_Description of the task_:
Every line of the material is to be repeated exactly as it stands.

_Input records_:

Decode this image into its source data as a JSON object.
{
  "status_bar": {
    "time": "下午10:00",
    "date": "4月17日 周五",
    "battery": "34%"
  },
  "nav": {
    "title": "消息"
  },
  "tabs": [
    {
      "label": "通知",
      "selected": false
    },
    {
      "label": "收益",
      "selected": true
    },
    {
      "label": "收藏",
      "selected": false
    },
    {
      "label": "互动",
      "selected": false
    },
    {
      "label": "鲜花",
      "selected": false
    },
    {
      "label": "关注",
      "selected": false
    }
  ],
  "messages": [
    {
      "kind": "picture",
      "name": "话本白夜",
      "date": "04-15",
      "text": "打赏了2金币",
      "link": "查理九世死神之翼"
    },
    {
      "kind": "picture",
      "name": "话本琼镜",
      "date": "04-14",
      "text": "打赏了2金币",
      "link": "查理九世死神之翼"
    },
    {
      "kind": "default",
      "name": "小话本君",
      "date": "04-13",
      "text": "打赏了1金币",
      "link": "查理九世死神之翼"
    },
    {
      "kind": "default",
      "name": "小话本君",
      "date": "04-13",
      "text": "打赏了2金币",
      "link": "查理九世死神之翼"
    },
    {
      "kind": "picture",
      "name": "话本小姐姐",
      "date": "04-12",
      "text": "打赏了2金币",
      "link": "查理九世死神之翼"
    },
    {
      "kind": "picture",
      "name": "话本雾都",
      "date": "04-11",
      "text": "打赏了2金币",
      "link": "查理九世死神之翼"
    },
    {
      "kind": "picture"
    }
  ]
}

_The answer_:
Decode this image into its source data as a JSON object.
{
  "status_bar": {
    "time": "下午10:00",
    "date": "4月17日 周五",
    "battery": "34%"
  },
  "nav": {
    "title": "消息"
  },
  "tabs": [
    {
      "label": "通知",
      "selected": false
    },
    {
      "label": "收益",
      "selected": true
    },
    {
      "label": "收藏",
      "selected": false
    },
    {
      "label": "互动",
      "selected": false
    },
    {
      "label": "鲜花",
      "selected": false
    },
    {
      "label": "关注",
      "selected": false
    }
  ],
  "messages": [
    {
      "kind": "picture",
      "name": "话本白夜",
      "date": "04-15",
      "text": "打赏了2金币",
      "link": "查理九世死神之翼"
    },
    {
      "kind": "picture",
      "name": "话本琼镜",
      "date": "04-14",
      "text": "打赏了2金币",
      "link": "查理九世死神之翼"
    },
    {
      "kind": "default",
      "name": "小话本君",
      "date": "04-13",
      "text": "打赏了1金币",
      "link": "查理九世死神之翼"
    },
    {
      "kind": "default",
      "name": "小话本君",
      "date": "04-13",
      "text": "打赏了2金币",
      "link": "查理九世死神之翼"
    },
    {
      "kind": "picture",
      "name": "话本小姐姐",
      "date": "04-12",
      "text": "打赏了2金币",
      "link": "查理九世死神之翼"
    },
    {
      "kind": "picture",
      "name": "话本雾都",
      "date": "04-11",
      "text": "打赏了2金币",
      "link": "查理九世死神之翼"
    },
    {
      "kind": "picture"
    }
  ]
}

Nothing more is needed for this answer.